→ **Short problem**
Reproduce the data in its entirety, exactly as supplied.

→ **Data section**
___
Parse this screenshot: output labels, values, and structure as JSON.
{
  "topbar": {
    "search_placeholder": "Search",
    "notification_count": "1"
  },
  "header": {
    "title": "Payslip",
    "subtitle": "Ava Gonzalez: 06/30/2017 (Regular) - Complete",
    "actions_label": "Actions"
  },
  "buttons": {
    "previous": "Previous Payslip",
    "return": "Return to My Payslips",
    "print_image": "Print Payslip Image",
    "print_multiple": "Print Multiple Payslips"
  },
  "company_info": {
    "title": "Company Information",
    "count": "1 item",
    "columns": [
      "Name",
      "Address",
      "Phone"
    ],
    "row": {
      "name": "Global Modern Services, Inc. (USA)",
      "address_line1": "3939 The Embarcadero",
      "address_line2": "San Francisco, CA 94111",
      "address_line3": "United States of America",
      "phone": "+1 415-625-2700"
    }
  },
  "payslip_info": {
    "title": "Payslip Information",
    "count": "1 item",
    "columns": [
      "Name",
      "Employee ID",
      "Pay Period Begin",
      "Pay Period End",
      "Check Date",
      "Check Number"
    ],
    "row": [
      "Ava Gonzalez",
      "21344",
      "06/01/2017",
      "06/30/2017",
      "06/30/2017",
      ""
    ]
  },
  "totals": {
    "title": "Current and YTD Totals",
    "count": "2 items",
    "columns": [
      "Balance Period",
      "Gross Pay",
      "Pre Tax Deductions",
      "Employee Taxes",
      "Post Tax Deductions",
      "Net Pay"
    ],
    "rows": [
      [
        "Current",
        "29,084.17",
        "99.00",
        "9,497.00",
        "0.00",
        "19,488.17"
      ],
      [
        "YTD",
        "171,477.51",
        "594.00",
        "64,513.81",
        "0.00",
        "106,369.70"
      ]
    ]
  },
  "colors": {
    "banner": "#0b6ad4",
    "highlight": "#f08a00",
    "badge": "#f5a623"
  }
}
___
→ **Result for this exercise**
Parse this screenshot: output labels, values, and structure as JSON.
{
  "topbar": {
    "search_placeholder": "Search",
    "notification_count": "1"
  },
  "header": {
    "title": "Payslip",
    "subtitle": "Ava Gonzalez: 06/30/2017 (Regular) - Complete",
    "actions_label": "Actions"
  },
  "buttons": {
    "previous": "Previous Payslip",
    "return": "Return to My Payslips",
    "print_image": "Print Payslip Image",
    "print_multiple": "Print Multiple Payslips"
  },
  "company_info": {
    "title": "Company Information",
    "count": "1 item",
    "columns": [
      "Name",
      "Address",
      "Phone"
    ],
    "row": {
      "name": "Global Modern Services, Inc. (USA)",
      "address_line1": "3939 The Embarcadero",
      "address_line2": "San Francisco, CA 94111",
      "address_line3": "United States of America",
      "phone": "+1 415-625-2700"
    }
  },
  "payslip_info": {
    "title": "Payslip Information",
    "count": "1 item",
    "columns": [
      "Name",
      "Employee ID",
      "Pay Period Begin",
      "Pay Period End",
      "Check Date",
      "Check Number"
    ],
    "row": [
      "Ava Gonzalez",
      "21344",
      "06/01/2017",
      "06/30/2017",
      "06/30/2017",
      ""
    ]
  },
  "totals": {
    "title": "Current and YTD Totals",
    "count": "2 items",
    "columns": [
      "Balance Period",
      "Gross Pay",
      "Pre Tax Deductions",
      "Employee Taxes",
      "Post Tax Deductions",
      "Net Pay"
    ],
    "rows": [
      [
        "Current",
        "29,084.17",
        "99.00",
        "9,497.00",
        "0.00",
        "19,488.17"
      ],
      [
        "YTD",
        "171,477.51",
        "594.00",
        "64,513.81",
        "0.00",
        "106,369.70"
      ]
    ]
  },
  "colors": {
    "banner": "#0b6ad4",
    "highlight": "#f08a00",
    "badge": "#f5a623"
  }
}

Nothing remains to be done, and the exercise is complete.